AIM OF THE EXERCISE:
Without including any pictures, write out the listing below exactly.
start
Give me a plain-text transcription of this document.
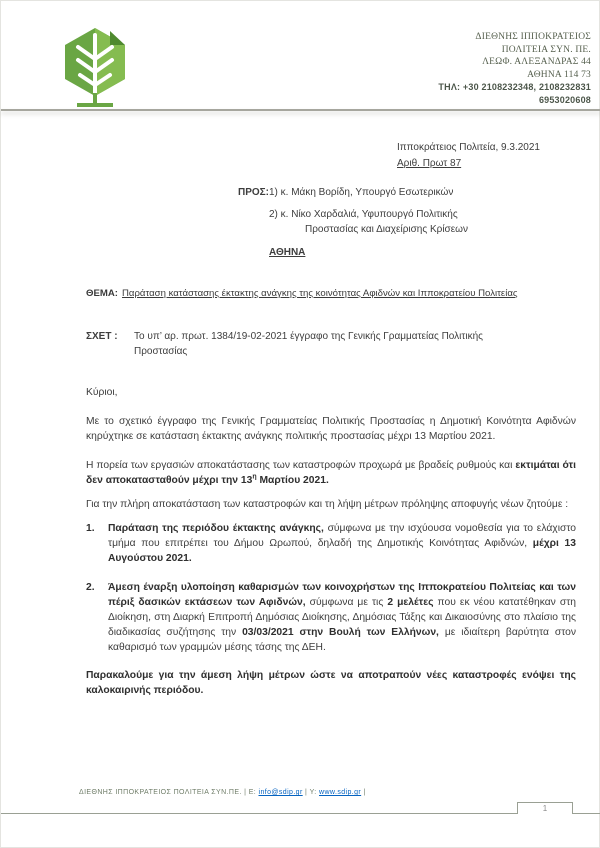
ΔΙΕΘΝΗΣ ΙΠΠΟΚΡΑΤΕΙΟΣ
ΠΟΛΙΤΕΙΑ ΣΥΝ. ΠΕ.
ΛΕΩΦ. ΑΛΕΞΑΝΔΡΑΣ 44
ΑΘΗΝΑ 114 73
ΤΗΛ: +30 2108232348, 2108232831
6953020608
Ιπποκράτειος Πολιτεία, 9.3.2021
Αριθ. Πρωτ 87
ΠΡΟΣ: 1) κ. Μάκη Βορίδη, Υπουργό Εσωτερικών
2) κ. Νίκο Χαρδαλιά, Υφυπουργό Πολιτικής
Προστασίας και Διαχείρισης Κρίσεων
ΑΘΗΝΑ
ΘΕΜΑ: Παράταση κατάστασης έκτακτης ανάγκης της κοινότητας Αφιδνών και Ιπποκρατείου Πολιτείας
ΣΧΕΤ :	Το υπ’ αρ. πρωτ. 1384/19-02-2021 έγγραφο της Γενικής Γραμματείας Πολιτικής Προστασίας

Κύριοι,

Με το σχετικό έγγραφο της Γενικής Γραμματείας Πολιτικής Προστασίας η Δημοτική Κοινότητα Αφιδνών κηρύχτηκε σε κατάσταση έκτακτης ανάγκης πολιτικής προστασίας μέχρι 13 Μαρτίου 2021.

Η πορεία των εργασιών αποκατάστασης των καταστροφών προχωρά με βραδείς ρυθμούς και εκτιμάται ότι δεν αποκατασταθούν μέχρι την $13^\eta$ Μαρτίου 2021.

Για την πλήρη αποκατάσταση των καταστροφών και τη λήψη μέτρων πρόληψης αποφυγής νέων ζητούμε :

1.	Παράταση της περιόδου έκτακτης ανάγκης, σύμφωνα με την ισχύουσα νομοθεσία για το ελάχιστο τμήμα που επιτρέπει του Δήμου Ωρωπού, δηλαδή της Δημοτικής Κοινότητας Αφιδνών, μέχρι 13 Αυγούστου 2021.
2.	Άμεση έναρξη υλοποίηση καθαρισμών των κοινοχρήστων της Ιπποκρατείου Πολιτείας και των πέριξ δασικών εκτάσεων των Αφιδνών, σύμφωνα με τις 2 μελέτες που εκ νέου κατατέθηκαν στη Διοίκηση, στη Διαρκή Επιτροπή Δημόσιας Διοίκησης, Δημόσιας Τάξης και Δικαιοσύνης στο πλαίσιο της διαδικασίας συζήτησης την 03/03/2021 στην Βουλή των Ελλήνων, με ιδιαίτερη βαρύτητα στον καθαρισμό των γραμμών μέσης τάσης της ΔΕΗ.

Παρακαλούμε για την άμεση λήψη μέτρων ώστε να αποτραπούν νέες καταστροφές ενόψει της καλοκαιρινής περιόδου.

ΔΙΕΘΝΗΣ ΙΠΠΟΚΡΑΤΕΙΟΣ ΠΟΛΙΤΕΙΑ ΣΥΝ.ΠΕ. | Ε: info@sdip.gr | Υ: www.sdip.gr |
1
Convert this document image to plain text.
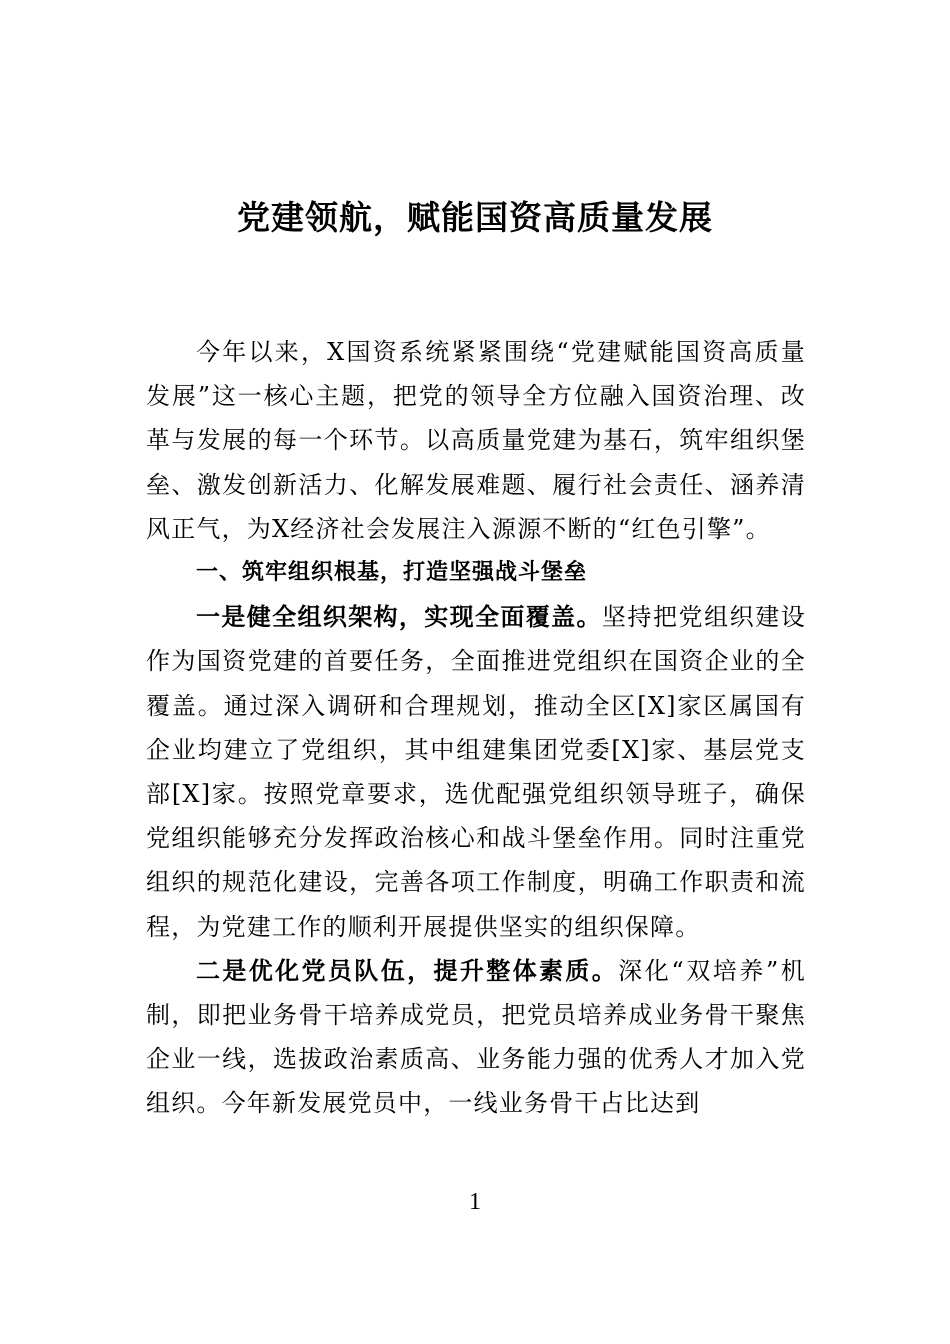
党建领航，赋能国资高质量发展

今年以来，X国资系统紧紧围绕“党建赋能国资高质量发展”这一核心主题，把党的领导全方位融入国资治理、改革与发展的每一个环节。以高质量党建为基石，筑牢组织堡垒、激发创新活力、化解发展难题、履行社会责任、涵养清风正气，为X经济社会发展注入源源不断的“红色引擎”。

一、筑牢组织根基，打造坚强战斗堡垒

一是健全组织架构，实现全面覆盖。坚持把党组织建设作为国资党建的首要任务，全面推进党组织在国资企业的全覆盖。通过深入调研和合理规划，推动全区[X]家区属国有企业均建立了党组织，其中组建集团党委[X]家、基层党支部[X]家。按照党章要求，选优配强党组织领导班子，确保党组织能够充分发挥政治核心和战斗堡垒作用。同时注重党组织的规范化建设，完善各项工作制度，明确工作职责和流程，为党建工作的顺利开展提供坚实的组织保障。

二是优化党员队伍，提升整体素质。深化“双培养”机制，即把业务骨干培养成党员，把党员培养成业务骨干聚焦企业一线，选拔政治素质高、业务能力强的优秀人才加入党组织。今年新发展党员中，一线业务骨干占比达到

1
end
PROBLEM SOLUTION:
Give me a plain-text transcription of this document.
ΔΙΕΘΝΗΣ ΙΠΠΟΚΡΑΤΕΙΟΣ
ΠΟΛΙΤΕΙΑ ΣΥΝ. ΠΕ.
ΛΕΩΦ. ΑΛΕΞΑΝΔΡΑΣ 44
ΑΘΗΝΑ 114 73
ΤΗΛ: +30 2108232348, 2108232831
6953020608
Ιπποκράτειος Πολιτεία, 9.3.2021
Αριθ. Πρωτ 87
ΠΡΟΣ: 1) κ. Μάκη Βορίδη, Υπουργό Εσωτερικών
2) κ. Νίκο Χαρδαλιά, Υφυπουργό Πολιτικής
Προστασίας και Διαχείρισης Κρίσεων
ΑΘΗΝΑ
ΘΕΜΑ: Παράταση κατάστασης έκτακτης ανάγκης της κοινότητας Αφιδνών και Ιπποκρατείου Πολιτείας
ΣΧΕΤ :	Το υπ’ αρ. πρωτ. 1384/19-02-2021 έγγραφο της Γενικής Γραμματείας Πολιτικής Προστασίας

Κύριοι,

Με το σχετικό έγγραφο της Γενικής Γραμματείας Πολιτικής Προστασίας η Δημοτική Κοινότητα Αφιδνών κηρύχτηκε σε κατάσταση έκτακτης ανάγκης πολιτικής προστασίας μέχρι 13 Μαρτίου 2021.

Η πορεία των εργασιών αποκατάστασης των καταστροφών προχωρά με βραδείς ρυθμούς και εκτιμάται ότι δεν αποκατασταθούν μέχρι την $13^\eta$ Μαρτίου 2021.

Για την πλήρη αποκατάσταση των καταστροφών και τη λήψη μέτρων πρόληψης αποφυγής νέων ζητούμε :

1.	Παράταση της περιόδου έκτακτης ανάγκης, σύμφωνα με την ισχύουσα νομοθεσία για το ελάχιστο τμήμα που επιτρέπει του Δήμου Ωρωπού, δηλαδή της Δημοτικής Κοινότητας Αφιδνών, μέχρι 13 Αυγούστου 2021.
2.	Άμεση έναρξη υλοποίηση καθαρισμών των κοινοχρήστων της Ιπποκρατείου Πολιτείας και των πέριξ δασικών εκτάσεων των Αφιδνών, σύμφωνα με τις 2 μελέτες που εκ νέου κατατέθηκαν στη Διοίκηση, στη Διαρκή Επιτροπή Δημόσιας Διοίκησης, Δημόσιας Τάξης και Δικαιοσύνης στο πλαίσιο της διαδικασίας συζήτησης την 03/03/2021 στην Βουλή των Ελλήνων, με ιδιαίτερη βαρύτητα στον καθαρισμό των γραμμών μέσης τάσης της ΔΕΗ.

Παρακαλούμε για την άμεση λήψη μέτρων ώστε να αποτραπούν νέες καταστροφές ενόψει της καλοκαιρινής περιόδου.

ΔΙΕΘΝΗΣ ΙΠΠΟΚΡΑΤΕΙΟΣ ΠΟΛΙΤΕΙΑ ΣΥΝ.ΠΕ. | Ε: info@sdip.gr | Υ: www.sdip.gr |
1
Convert this document image to plain text.
党建领航，赋能国资高质量发展

今年以来，X国资系统紧紧围绕“党建赋能国资高质量发展”这一核心主题，把党的领导全方位融入国资治理、改革与发展的每一个环节。以高质量党建为基石，筑牢组织堡垒、激发创新活力、化解发展难题、履行社会责任、涵养清风正气，为X经济社会发展注入源源不断的“红色引擎”。

一、筑牢组织根基，打造坚强战斗堡垒

一是健全组织架构，实现全面覆盖。坚持把党组织建设作为国资党建的首要任务，全面推进党组织在国资企业的全覆盖。通过深入调研和合理规划，推动全区[X]家区属国有企业均建立了党组织，其中组建集团党委[X]家、基层党支部[X]家。按照党章要求，选优配强党组织领导班子，确保党组织能够充分发挥政治核心和战斗堡垒作用。同时注重党组织的规范化建设，完善各项工作制度，明确工作职责和流程，为党建工作的顺利开展提供坚实的组织保障。

二是优化党员队伍，提升整体素质。深化“双培养”机制，即把业务骨干培养成党员，把党员培养成业务骨干聚焦企业一线，选拔政治素质高、业务能力强的优秀人才加入党组织。今年新发展党员中，一线业务骨干占比达到

1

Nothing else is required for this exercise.